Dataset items
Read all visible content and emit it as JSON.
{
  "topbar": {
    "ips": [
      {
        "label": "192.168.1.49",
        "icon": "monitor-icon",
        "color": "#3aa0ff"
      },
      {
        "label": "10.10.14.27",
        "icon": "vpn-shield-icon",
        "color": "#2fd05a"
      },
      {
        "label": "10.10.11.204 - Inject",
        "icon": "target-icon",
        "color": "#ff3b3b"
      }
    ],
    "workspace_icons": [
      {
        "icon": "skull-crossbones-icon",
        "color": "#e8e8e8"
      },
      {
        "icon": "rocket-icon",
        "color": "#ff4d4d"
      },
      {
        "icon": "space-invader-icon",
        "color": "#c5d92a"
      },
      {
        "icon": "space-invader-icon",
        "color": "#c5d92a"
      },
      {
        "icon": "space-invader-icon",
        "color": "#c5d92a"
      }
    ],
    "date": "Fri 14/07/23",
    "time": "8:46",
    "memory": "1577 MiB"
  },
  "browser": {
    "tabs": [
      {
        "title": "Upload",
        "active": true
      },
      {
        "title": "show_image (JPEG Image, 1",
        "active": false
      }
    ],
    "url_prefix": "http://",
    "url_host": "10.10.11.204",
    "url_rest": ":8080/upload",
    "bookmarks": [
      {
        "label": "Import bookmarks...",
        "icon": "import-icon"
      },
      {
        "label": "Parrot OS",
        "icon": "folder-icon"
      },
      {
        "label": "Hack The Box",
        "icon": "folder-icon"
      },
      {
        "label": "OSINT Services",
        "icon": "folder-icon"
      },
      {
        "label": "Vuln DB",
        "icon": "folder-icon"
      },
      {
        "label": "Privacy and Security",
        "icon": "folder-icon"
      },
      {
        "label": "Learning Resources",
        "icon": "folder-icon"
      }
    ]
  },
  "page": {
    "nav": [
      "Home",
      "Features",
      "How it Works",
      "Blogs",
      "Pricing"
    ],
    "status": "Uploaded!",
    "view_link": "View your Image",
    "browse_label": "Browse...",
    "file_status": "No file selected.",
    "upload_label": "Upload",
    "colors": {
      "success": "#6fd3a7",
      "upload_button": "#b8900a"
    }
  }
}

**Request**
Restate every entry word for word.

**Response**
Read all visible content and emit it as JSON.
{
  "topbar": {
    "ips": [
      {
        "label": "192.168.1.49",
        "icon": "monitor-icon",
        "color": "#3aa0ff"
      },
      {
        "label": "10.10.14.27",
        "icon": "vpn-shield-icon",
        "color": "#2fd05a"
      },
      {
        "label": "10.10.11.204 - Inject",
        "icon": "target-icon",
        "color": "#ff3b3b"
      }
    ],
    "workspace_icons": [
      {
        "icon": "skull-crossbones-icon",
        "color": "#e8e8e8"
      },
      {
        "icon": "rocket-icon",
        "color": "#ff4d4d"
      },
      {
        "icon": "space-invader-icon",
        "color": "#c5d92a"
      },
      {
        "icon": "space-invader-icon",
        "color": "#c5d92a"
      },
      {
        "icon": "space-invader-icon",
        "color": "#c5d92a"
      }
    ],
    "date": "Fri 14/07/23",
    "time": "8:46",
    "memory": "1577 MiB"
  },
  "browser": {
    "tabs": [
      {
        "title": "Upload",
        "active": true
      },
      {
        "title": "show_image (JPEG Image, 1",
        "active": false
      }
    ],
    "url_prefix": "http://",
    "url_host": "10.10.11.204",
    "url_rest": ":8080/upload",
    "bookmarks": [
      {
        "label": "Import bookmarks...",
        "icon": "import-icon"
      },
      {
        "label": "Parrot OS",
        "icon": "folder-icon"
      },
      {
        "label": "Hack The Box",
        "icon": "folder-icon"
      },
      {
        "label": "OSINT Services",
        "icon": "folder-icon"
      },
      {
        "label": "Vuln DB",
        "icon": "folder-icon"
      },
      {
        "label": "Privacy and Security",
        "icon": "folder-icon"
      },
      {
        "label": "Learning Resources",
        "icon": "folder-icon"
      }
    ]
  },
  "page": {
    "nav": [
      "Home",
      "Features",
      "How it Works",
      "Blogs",
      "Pricing"
    ],
    "status": "Uploaded!",
    "view_link": "View your Image",
    "browse_label": "Browse...",
    "file_status": "No file selected.",
    "upload_label": "Upload",
    "colors": {
      "success": "#6fd3a7",
      "upload_button": "#b8900a"
    }
  }
}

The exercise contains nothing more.